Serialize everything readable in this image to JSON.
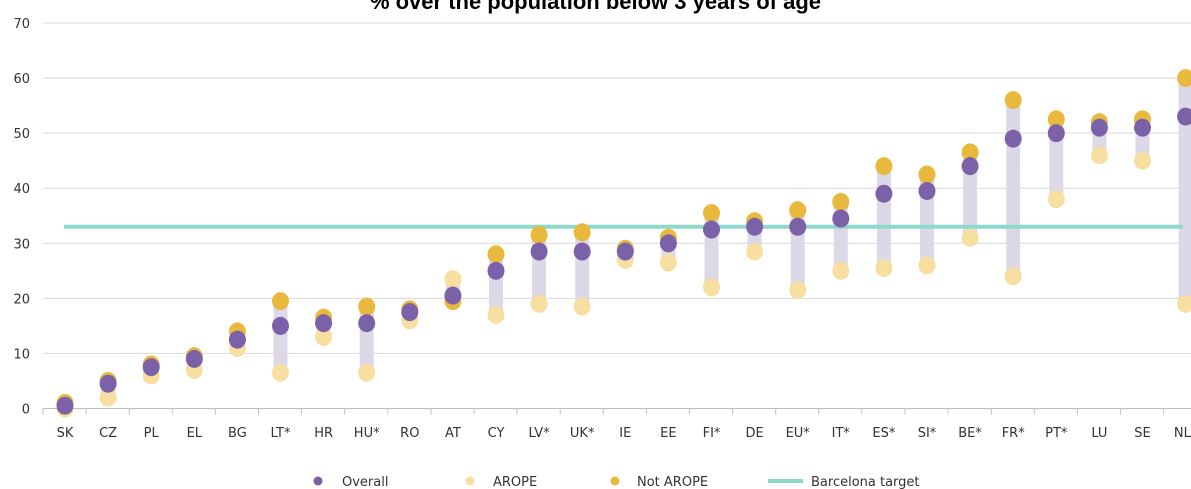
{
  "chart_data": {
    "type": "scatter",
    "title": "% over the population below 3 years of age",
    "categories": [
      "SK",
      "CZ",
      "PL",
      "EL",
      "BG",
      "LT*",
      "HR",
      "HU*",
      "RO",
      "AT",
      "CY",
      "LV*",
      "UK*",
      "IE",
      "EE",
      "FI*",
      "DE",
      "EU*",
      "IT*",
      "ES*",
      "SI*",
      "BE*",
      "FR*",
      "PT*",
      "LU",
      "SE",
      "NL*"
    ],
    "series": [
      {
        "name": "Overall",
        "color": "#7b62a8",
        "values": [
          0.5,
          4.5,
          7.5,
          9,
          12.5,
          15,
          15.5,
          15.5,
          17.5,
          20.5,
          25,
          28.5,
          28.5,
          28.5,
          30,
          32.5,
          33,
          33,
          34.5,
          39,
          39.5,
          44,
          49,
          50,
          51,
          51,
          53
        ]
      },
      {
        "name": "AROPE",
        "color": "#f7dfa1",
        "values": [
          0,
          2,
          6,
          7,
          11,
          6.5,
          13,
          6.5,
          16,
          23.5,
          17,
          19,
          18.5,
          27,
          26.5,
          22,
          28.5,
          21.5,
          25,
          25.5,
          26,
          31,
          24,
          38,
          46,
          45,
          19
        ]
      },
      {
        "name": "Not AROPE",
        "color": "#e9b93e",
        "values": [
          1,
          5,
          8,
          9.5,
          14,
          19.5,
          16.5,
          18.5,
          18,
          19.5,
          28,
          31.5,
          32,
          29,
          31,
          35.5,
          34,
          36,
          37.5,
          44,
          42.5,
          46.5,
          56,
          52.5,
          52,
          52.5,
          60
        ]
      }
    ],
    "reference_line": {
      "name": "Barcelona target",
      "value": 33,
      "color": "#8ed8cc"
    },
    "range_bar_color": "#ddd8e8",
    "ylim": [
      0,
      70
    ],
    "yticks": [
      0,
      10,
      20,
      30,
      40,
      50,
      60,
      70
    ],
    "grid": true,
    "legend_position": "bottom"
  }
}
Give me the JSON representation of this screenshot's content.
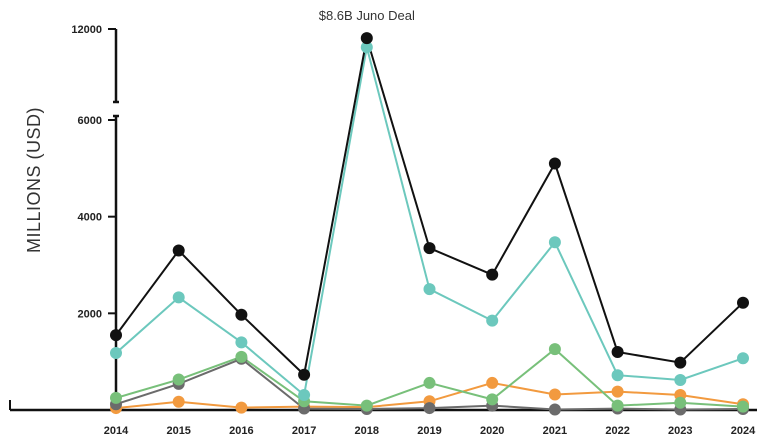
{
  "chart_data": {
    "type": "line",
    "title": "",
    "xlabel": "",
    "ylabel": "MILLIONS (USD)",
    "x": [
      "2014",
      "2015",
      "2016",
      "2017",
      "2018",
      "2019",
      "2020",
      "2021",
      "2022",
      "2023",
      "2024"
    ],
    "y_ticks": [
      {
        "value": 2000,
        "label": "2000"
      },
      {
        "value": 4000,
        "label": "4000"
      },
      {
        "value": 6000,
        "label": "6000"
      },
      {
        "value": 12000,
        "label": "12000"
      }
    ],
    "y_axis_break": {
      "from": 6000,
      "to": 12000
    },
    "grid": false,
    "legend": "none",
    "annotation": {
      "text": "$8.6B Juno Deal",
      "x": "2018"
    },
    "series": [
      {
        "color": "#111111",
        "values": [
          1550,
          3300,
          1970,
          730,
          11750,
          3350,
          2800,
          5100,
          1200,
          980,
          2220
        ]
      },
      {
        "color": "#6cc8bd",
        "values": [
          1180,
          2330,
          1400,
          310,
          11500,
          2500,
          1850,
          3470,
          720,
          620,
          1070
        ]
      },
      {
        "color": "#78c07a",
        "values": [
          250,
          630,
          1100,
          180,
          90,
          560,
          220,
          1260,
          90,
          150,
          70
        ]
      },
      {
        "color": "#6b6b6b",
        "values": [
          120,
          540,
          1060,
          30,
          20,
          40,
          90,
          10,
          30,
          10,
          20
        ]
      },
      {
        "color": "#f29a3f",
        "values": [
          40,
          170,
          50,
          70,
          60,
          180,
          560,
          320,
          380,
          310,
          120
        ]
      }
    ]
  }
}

────────────────────────────────────────

§ **Exercise requirements**
Leave out all pictures, then copy the remaining material exactly.

§ **Problem solution**
Serialize everything readable in this image to JSON.
{
  "chart_data": {
    "type": "scatter",
    "title": "% over the population below 3 years of age",
    "categories": [
      "SK",
      "CZ",
      "PL",
      "EL",
      "BG",
      "LT*",
      "HR",
      "HU*",
      "RO",
      "AT",
      "CY",
      "LV*",
      "UK*",
      "IE",
      "EE",
      "FI*",
      "DE",
      "EU*",
      "IT*",
      "ES*",
      "SI*",
      "BE*",
      "FR*",
      "PT*",
      "LU",
      "SE",
      "NL*"
    ],
    "series": [
      {
        "name": "Overall",
        "color": "#7b62a8",
        "values": [
          0.5,
          4.5,
          7.5,
          9,
          12.5,
          15,
          15.5,
          15.5,
          17.5,
          20.5,
          25,
          28.5,
          28.5,
          28.5,
          30,
          32.5,
          33,
          33,
          34.5,
          39,
          39.5,
          44,
          49,
          50,
          51,
          51,
          53
        ]
      },
      {
        "name": "AROPE",
        "color": "#f7dfa1",
        "values": [
          0,
          2,
          6,
          7,
          11,
          6.5,
          13,
          6.5,
          16,
          23.5,
          17,
          19,
          18.5,
          27,
          26.5,
          22,
          28.5,
          21.5,
          25,
          25.5,
          26,
          31,
          24,
          38,
          46,
          45,
          19
        ]
      },
      {
        "name": "Not AROPE",
        "color": "#e9b93e",
        "values": [
          1,
          5,
          8,
          9.5,
          14,
          19.5,
          16.5,
          18.5,
          18,
          19.5,
          28,
          31.5,
          32,
          29,
          31,
          35.5,
          34,
          36,
          37.5,
          44,
          42.5,
          46.5,
          56,
          52.5,
          52,
          52.5,
          60
        ]
      }
    ],
    "reference_line": {
      "name": "Barcelona target",
      "value": 33,
      "color": "#8ed8cc"
    },
    "range_bar_color": "#ddd8e8",
    "ylim": [
      0,
      70
    ],
    "yticks": [
      0,
      10,
      20,
      30,
      40,
      50,
      60,
      70
    ],
    "grid": true,
    "legend_position": "bottom"
  }
}
Give me the JSON representation of this screenshot's content.
{
  "chart_data": {
    "type": "line",
    "title": "",
    "xlabel": "",
    "ylabel": "MILLIONS (USD)",
    "x": [
      "2014",
      "2015",
      "2016",
      "2017",
      "2018",
      "2019",
      "2020",
      "2021",
      "2022",
      "2023",
      "2024"
    ],
    "y_ticks": [
      {
        "value": 2000,
        "label": "2000"
      },
      {
        "value": 4000,
        "label": "4000"
      },
      {
        "value": 6000,
        "label": "6000"
      },
      {
        "value": 12000,
        "label": "12000"
      }
    ],
    "y_axis_break": {
      "from": 6000,
      "to": 12000
    },
    "grid": false,
    "legend": "none",
    "annotation": {
      "text": "$8.6B Juno Deal",
      "x": "2018"
    },
    "series": [
      {
        "color": "#111111",
        "values": [
          1550,
          3300,
          1970,
          730,
          11750,
          3350,
          2800,
          5100,
          1200,
          980,
          2220
        ]
      },
      {
        "color": "#6cc8bd",
        "values": [
          1180,
          2330,
          1400,
          310,
          11500,
          2500,
          1850,
          3470,
          720,
          620,
          1070
        ]
      },
      {
        "color": "#78c07a",
        "values": [
          250,
          630,
          1100,
          180,
          90,
          560,
          220,
          1260,
          90,
          150,
          70
        ]
      },
      {
        "color": "#6b6b6b",
        "values": [
          120,
          540,
          1060,
          30,
          20,
          40,
          90,
          10,
          30,
          10,
          20
        ]
      },
      {
        "color": "#f29a3f",
        "values": [
          40,
          170,
          50,
          70,
          60,
          180,
          560,
          320,
          380,
          310,
          120
        ]
      }
    ]
  }
}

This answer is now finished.